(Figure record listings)
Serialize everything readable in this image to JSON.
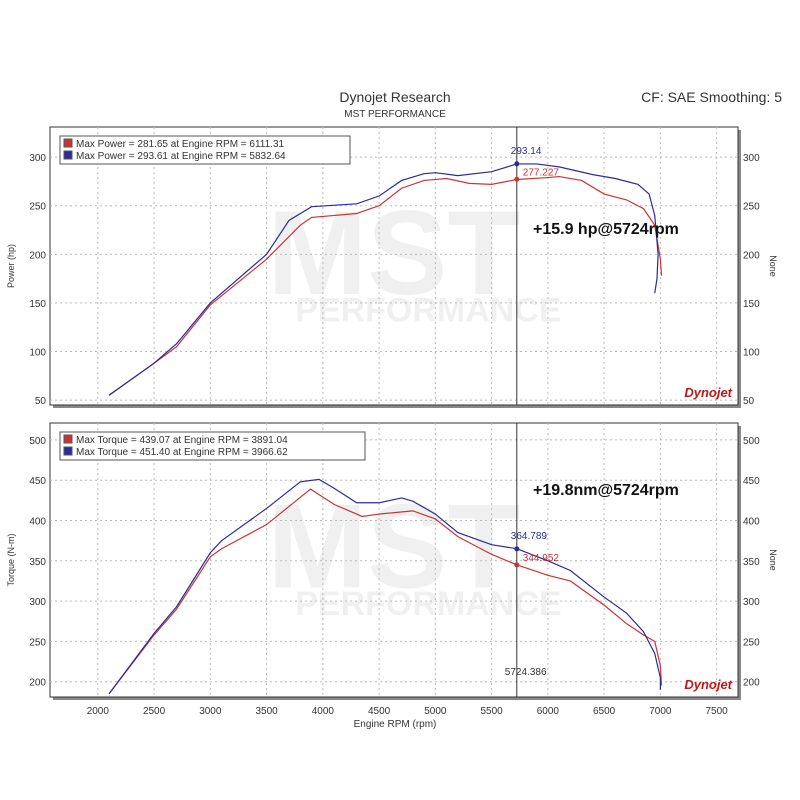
{
  "header": {
    "title": "Dynojet Research",
    "subtitle": "MST PERFORMANCE",
    "settings": "CF: SAE Smoothing: 5"
  },
  "watermark": {
    "main": "MST",
    "sub": "PERFORMANCE"
  },
  "logo": "Dynojet",
  "colors": {
    "run1": "#cc3333",
    "run2": "#2a2aa0",
    "grid": "#bbbbbb"
  },
  "chart_data": [
    {
      "type": "line",
      "ylabel": "Power (hp)",
      "ylabel_right": "None",
      "ylim": [
        45,
        331
      ],
      "xlim": [
        1575,
        7690
      ],
      "yticks": [
        50,
        100,
        150,
        200,
        250,
        300
      ],
      "grid": true,
      "legend_position": "top-left",
      "legend": [
        "Max Power = 281.65 at Engine RPM = 6111.31",
        "Max Power = 293.61 at Engine RPM = 5832.64"
      ],
      "annotation": "+15.9 hp@5724rpm",
      "cursor_rpm": 5724,
      "cursor_labels": [
        {
          "value": 293.14,
          "text": "293.14",
          "series": 1
        },
        {
          "value": 277.227,
          "text": "277.227",
          "series": 0
        }
      ],
      "series": [
        {
          "x": [
            2100,
            2500,
            2700,
            3000,
            3500,
            3800,
            3900,
            4300,
            4500,
            4700,
            4900,
            5100,
            5300,
            5500,
            5724,
            6000,
            6100,
            6300,
            6500,
            6700,
            6850,
            6950,
            7000,
            7010
          ],
          "y": [
            55,
            88,
            105,
            148,
            195,
            230,
            238,
            242,
            250,
            268,
            276,
            278,
            273,
            272,
            277,
            279,
            280,
            276,
            262,
            256,
            247,
            230,
            195,
            178
          ]
        },
        {
          "x": [
            2100,
            2500,
            2700,
            3000,
            3500,
            3700,
            3900,
            4300,
            4500,
            4700,
            4900,
            5000,
            5200,
            5500,
            5724,
            5900,
            6100,
            6400,
            6600,
            6800,
            6900,
            6950,
            6980,
            6970,
            6950
          ],
          "y": [
            55,
            88,
            108,
            150,
            200,
            235,
            249,
            252,
            260,
            276,
            283,
            284,
            281,
            285,
            293,
            293,
            290,
            282,
            278,
            272,
            262,
            240,
            200,
            175,
            160
          ]
        }
      ]
    },
    {
      "type": "line",
      "xlabel": "Engine RPM (rpm)",
      "ylabel": "Torque (N-m)",
      "ylabel_right": "None",
      "ylim": [
        181,
        521
      ],
      "xlim": [
        1575,
        7690
      ],
      "yticks": [
        200,
        250,
        300,
        350,
        400,
        450,
        500
      ],
      "xticks": [
        2000,
        2500,
        3000,
        3500,
        4000,
        4500,
        5000,
        5500,
        6000,
        6500,
        7000,
        7500
      ],
      "grid": true,
      "legend_position": "top-left",
      "legend": [
        "Max Torque = 439.07 at Engine RPM = 3891.04",
        "Max Torque = 451.40 at Engine RPM = 3966.62"
      ],
      "annotation": "+19.8nm@5724rpm",
      "cursor_rpm": 5724,
      "cursor_x_label": "5724.386",
      "cursor_labels": [
        {
          "value": 364.789,
          "text": "364.789",
          "series": 1
        },
        {
          "value": 344.952,
          "text": "344.952",
          "series": 0
        }
      ],
      "series": [
        {
          "x": [
            2100,
            2500,
            2700,
            3000,
            3100,
            3500,
            3891,
            4100,
            4350,
            4500,
            4800,
            5000,
            5200,
            5500,
            5724,
            6000,
            6200,
            6500,
            6700,
            6850,
            6950,
            7000,
            7010
          ],
          "y": [
            185,
            258,
            290,
            355,
            365,
            395,
            439,
            420,
            405,
            408,
            412,
            402,
            380,
            358,
            345,
            332,
            325,
            295,
            272,
            258,
            250,
            220,
            195
          ]
        },
        {
          "x": [
            2100,
            2500,
            2700,
            3000,
            3100,
            3500,
            3800,
            3966,
            4100,
            4300,
            4500,
            4700,
            4800,
            5000,
            5200,
            5500,
            5724,
            6000,
            6200,
            6500,
            6700,
            6850,
            6950,
            7000,
            7000
          ],
          "y": [
            185,
            260,
            293,
            360,
            375,
            415,
            448,
            451,
            440,
            422,
            422,
            428,
            424,
            408,
            385,
            370,
            365,
            350,
            338,
            305,
            285,
            262,
            235,
            205,
            190
          ]
        }
      ]
    }
  ]
}
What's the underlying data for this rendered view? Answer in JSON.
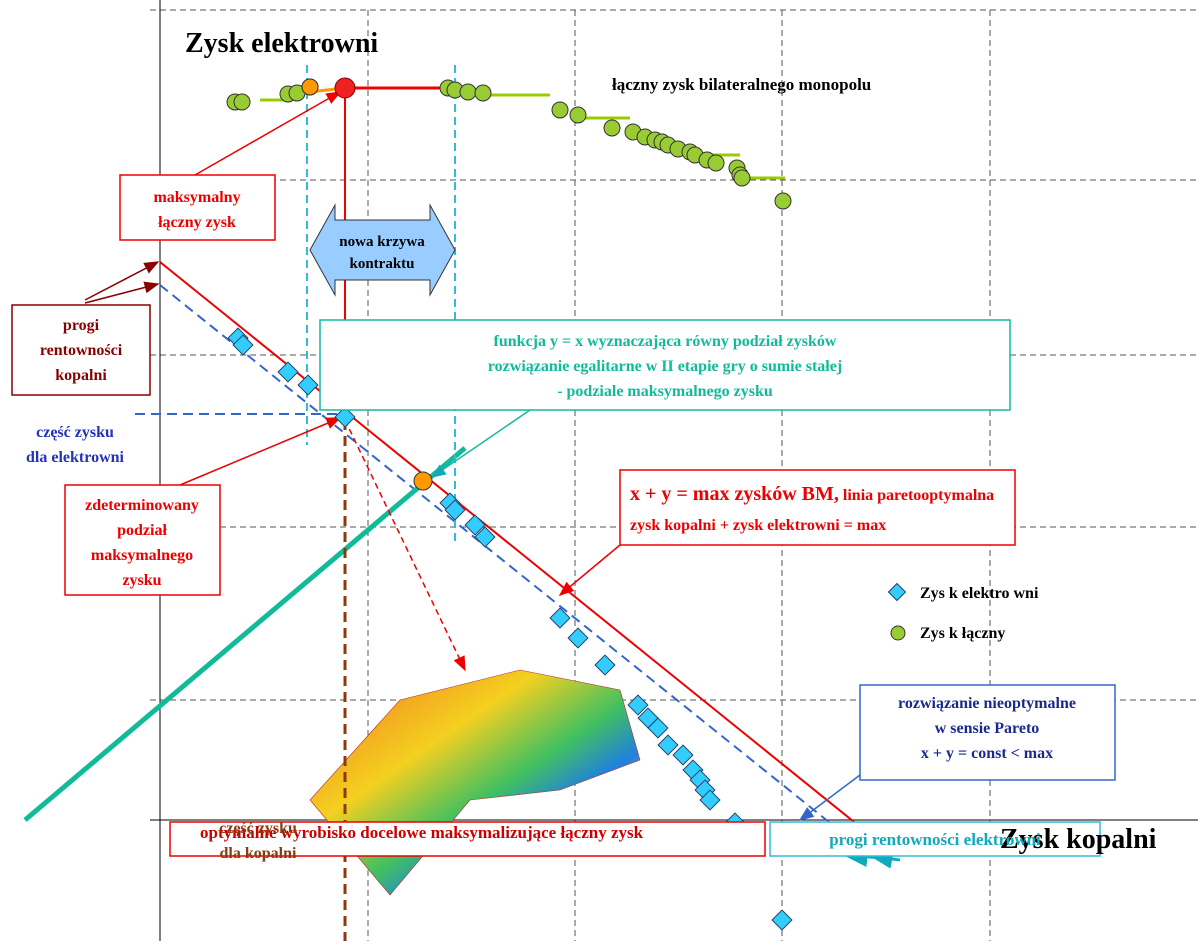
{
  "axes": {
    "y_label": "Zysk elektrowni",
    "x_label": "Zysk kopalni"
  },
  "top_label": "łączny zysk bilateralnego monopolu",
  "boxes": {
    "max_profit": [
      "maksymalny",
      "łączny zysk"
    ],
    "contract_curve": [
      "nowa krzywa",
      "kontraktu"
    ],
    "mine_thresholds": [
      "progi",
      "rentowności",
      "kopalni"
    ],
    "plant_share": [
      "część zysku",
      "dla elektrowni"
    ],
    "egalitarian": [
      "funkcja y = x wyznaczająca równy podział zysków",
      "rozwiązanie egalitarne w II etapie gry o sumie stałej",
      "- podziale maksymalnego zysku"
    ],
    "determined": [
      "zdeterminowany",
      "podział",
      "maksymalnego",
      "zysku"
    ],
    "pareto_head": "x + y = max zysków BM,",
    "pareto_tail": " linia paretooptymalna",
    "pareto_line2": "zysk kopalni + zysk elektrowni = max",
    "non_optimal": [
      "rozwiązanie nieoptymalne",
      "w sensie Pareto",
      "x + y = const < max"
    ],
    "mine_share": [
      "część zysku",
      "dla  kopalni"
    ],
    "optimal_pit": "optymalne wyrobisko docelowe maksymalizujące łączny zysk",
    "plant_thresholds": "progi rentowności elektrowni"
  },
  "legend": [
    "Zys k elektro wni",
    "Zys k łączny"
  ]
}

_Stated task_
Restate the whole of the material word for word without the pictures.

_Solved exercise_
Serialize everything readable in this image to JSON.
{
  "header": {
    "title": "Dynojet Research",
    "subtitle": "MST PERFORMANCE",
    "settings": "CF: SAE Smoothing: 5"
  },
  "watermark": {
    "main": "MST",
    "sub": "PERFORMANCE"
  },
  "logo": "Dynojet",
  "colors": {
    "run1": "#cc3333",
    "run2": "#2a2aa0",
    "grid": "#bbbbbb"
  },
  "chart_data": [
    {
      "type": "line",
      "ylabel": "Power (hp)",
      "ylabel_right": "None",
      "ylim": [
        45,
        331
      ],
      "xlim": [
        1575,
        7690
      ],
      "yticks": [
        50,
        100,
        150,
        200,
        250,
        300
      ],
      "grid": true,
      "legend_position": "top-left",
      "legend": [
        "Max Power = 281.65 at Engine RPM = 6111.31",
        "Max Power = 293.61 at Engine RPM = 5832.64"
      ],
      "annotation": "+15.9 hp@5724rpm",
      "cursor_rpm": 5724,
      "cursor_labels": [
        {
          "value": 293.14,
          "text": "293.14",
          "series": 1
        },
        {
          "value": 277.227,
          "text": "277.227",
          "series": 0
        }
      ],
      "series": [
        {
          "x": [
            2100,
            2500,
            2700,
            3000,
            3500,
            3800,
            3900,
            4300,
            4500,
            4700,
            4900,
            5100,
            5300,
            5500,
            5724,
            6000,
            6100,
            6300,
            6500,
            6700,
            6850,
            6950,
            7000,
            7010
          ],
          "y": [
            55,
            88,
            105,
            148,
            195,
            230,
            238,
            242,
            250,
            268,
            276,
            278,
            273,
            272,
            277,
            279,
            280,
            276,
            262,
            256,
            247,
            230,
            195,
            178
          ]
        },
        {
          "x": [
            2100,
            2500,
            2700,
            3000,
            3500,
            3700,
            3900,
            4300,
            4500,
            4700,
            4900,
            5000,
            5200,
            5500,
            5724,
            5900,
            6100,
            6400,
            6600,
            6800,
            6900,
            6950,
            6980,
            6970,
            6950
          ],
          "y": [
            55,
            88,
            108,
            150,
            200,
            235,
            249,
            252,
            260,
            276,
            283,
            284,
            281,
            285,
            293,
            293,
            290,
            282,
            278,
            272,
            262,
            240,
            200,
            175,
            160
          ]
        }
      ]
    },
    {
      "type": "line",
      "xlabel": "Engine RPM (rpm)",
      "ylabel": "Torque (N-m)",
      "ylabel_right": "None",
      "ylim": [
        181,
        521
      ],
      "xlim": [
        1575,
        7690
      ],
      "yticks": [
        200,
        250,
        300,
        350,
        400,
        450,
        500
      ],
      "xticks": [
        2000,
        2500,
        3000,
        3500,
        4000,
        4500,
        5000,
        5500,
        6000,
        6500,
        7000,
        7500
      ],
      "grid": true,
      "legend_position": "top-left",
      "legend": [
        "Max Torque = 439.07 at Engine RPM = 3891.04",
        "Max Torque = 451.40 at Engine RPM = 3966.62"
      ],
      "annotation": "+19.8nm@5724rpm",
      "cursor_rpm": 5724,
      "cursor_x_label": "5724.386",
      "cursor_labels": [
        {
          "value": 364.789,
          "text": "364.789",
          "series": 1
        },
        {
          "value": 344.952,
          "text": "344.952",
          "series": 0
        }
      ],
      "series": [
        {
          "x": [
            2100,
            2500,
            2700,
            3000,
            3100,
            3500,
            3891,
            4100,
            4350,
            4500,
            4800,
            5000,
            5200,
            5500,
            5724,
            6000,
            6200,
            6500,
            6700,
            6850,
            6950,
            7000,
            7010
          ],
          "y": [
            185,
            258,
            290,
            355,
            365,
            395,
            439,
            420,
            405,
            408,
            412,
            402,
            380,
            358,
            345,
            332,
            325,
            295,
            272,
            258,
            250,
            220,
            195
          ]
        },
        {
          "x": [
            2100,
            2500,
            2700,
            3000,
            3100,
            3500,
            3800,
            3966,
            4100,
            4300,
            4500,
            4700,
            4800,
            5000,
            5200,
            5500,
            5724,
            6000,
            6200,
            6500,
            6700,
            6850,
            6950,
            7000,
            7000
          ],
          "y": [
            185,
            260,
            293,
            360,
            375,
            415,
            448,
            451,
            440,
            422,
            422,
            428,
            424,
            408,
            385,
            370,
            365,
            350,
            338,
            305,
            285,
            262,
            235,
            205,
            190
          ]
        }
      ]
    }
  ]
}
What's the underlying data for this rendered view? Answer in JSON.
{
  "axes": {
    "y_label": "Zysk elektrowni",
    "x_label": "Zysk kopalni"
  },
  "top_label": "łączny zysk bilateralnego monopolu",
  "boxes": {
    "max_profit": [
      "maksymalny",
      "łączny zysk"
    ],
    "contract_curve": [
      "nowa krzywa",
      "kontraktu"
    ],
    "mine_thresholds": [
      "progi",
      "rentowności",
      "kopalni"
    ],
    "plant_share": [
      "część zysku",
      "dla elektrowni"
    ],
    "egalitarian": [
      "funkcja y = x wyznaczająca równy podział zysków",
      "rozwiązanie egalitarne w II etapie gry o sumie stałej",
      "- podziale maksymalnego zysku"
    ],
    "determined": [
      "zdeterminowany",
      "podział",
      "maksymalnego",
      "zysku"
    ],
    "pareto_head": "x + y = max zysków BM,",
    "pareto_tail": " linia paretooptymalna",
    "pareto_line2": "zysk kopalni + zysk elektrowni = max",
    "non_optimal": [
      "rozwiązanie nieoptymalne",
      "w sensie Pareto",
      "x + y = const < max"
    ],
    "mine_share": [
      "część zysku",
      "dla  kopalni"
    ],
    "optimal_pit": "optymalne wyrobisko docelowe maksymalizujące łączny zysk",
    "plant_thresholds": "progi rentowności elektrowni"
  },
  "legend": [
    "Zys k elektro wni",
    "Zys k łączny"
  ]
}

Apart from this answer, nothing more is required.